┌──

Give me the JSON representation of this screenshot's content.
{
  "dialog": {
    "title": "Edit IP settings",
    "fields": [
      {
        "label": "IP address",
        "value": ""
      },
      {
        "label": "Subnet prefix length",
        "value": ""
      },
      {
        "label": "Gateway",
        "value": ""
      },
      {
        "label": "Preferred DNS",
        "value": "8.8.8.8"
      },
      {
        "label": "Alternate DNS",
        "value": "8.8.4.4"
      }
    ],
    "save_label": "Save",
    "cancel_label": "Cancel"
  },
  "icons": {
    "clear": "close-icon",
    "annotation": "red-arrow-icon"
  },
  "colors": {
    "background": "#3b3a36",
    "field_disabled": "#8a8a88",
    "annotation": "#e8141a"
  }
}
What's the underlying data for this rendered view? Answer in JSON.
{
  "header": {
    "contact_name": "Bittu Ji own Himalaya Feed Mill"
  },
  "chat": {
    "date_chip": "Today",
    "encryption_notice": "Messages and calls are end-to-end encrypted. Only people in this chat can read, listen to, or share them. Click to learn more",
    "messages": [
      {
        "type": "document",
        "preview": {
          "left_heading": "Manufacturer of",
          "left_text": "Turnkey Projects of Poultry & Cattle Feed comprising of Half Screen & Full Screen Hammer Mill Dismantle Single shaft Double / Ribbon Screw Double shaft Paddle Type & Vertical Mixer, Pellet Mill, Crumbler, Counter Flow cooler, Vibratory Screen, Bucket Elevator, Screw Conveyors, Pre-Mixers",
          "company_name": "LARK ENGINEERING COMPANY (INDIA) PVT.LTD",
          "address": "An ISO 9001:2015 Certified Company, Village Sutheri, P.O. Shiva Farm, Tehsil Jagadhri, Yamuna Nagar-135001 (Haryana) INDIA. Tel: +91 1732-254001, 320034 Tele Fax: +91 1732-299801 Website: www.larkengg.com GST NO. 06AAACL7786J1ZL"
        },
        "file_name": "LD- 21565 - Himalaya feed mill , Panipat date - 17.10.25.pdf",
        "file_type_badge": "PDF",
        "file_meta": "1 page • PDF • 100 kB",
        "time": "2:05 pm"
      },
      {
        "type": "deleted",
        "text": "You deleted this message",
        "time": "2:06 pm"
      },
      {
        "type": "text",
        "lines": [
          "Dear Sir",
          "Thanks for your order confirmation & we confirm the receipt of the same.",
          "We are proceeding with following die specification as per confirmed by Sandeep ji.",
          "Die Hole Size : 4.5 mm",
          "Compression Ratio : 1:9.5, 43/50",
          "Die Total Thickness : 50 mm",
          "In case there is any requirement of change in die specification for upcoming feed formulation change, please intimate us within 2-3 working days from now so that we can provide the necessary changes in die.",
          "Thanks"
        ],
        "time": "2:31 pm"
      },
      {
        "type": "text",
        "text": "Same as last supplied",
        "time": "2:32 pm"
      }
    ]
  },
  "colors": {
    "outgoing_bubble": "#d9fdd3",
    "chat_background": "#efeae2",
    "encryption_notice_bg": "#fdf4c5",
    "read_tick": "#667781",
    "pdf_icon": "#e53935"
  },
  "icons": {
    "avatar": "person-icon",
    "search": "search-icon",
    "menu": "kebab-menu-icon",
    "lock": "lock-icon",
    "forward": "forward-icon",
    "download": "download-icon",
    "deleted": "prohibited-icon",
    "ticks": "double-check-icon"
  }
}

└──

> WORK INSTRUCTIONS
In the lines above, locate the string "annotation". Copy every line where it occurs.

> TASK ANSWER
    "annotation": "red-arrow-icon"
    "annotation": "#e8141a"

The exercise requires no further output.